* [What you are asked to do] Keep only those lines of the records that include the string "Iter".

* [Data shown]
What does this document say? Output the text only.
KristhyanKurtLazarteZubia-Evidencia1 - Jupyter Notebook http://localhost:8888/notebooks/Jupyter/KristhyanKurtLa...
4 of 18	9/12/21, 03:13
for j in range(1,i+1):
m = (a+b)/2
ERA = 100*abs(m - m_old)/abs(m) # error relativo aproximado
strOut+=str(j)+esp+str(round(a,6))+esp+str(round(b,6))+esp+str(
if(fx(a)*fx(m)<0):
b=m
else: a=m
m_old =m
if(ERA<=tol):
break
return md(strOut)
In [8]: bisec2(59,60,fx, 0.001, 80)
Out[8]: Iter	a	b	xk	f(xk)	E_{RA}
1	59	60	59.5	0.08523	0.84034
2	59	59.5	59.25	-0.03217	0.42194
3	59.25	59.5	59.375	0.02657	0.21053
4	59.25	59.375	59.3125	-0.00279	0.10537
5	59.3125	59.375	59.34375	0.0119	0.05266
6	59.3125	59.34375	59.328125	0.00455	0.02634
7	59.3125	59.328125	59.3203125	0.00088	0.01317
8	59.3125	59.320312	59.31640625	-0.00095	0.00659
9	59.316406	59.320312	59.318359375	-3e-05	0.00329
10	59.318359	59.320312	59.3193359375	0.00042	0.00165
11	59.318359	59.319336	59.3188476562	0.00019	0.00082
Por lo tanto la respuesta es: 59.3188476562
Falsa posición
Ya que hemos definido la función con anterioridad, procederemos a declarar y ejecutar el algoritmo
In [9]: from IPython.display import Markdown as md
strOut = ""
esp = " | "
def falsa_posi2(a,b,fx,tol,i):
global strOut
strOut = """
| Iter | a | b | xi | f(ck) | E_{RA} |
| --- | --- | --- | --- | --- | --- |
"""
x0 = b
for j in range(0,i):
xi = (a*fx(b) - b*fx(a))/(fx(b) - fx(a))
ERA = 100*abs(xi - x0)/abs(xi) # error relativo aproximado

* [Task output]
Out[8]: Iter	a	b	xk	f(xk)	E_{RA}
| Iter | a | b | xi | f(ck) | E_{RA} |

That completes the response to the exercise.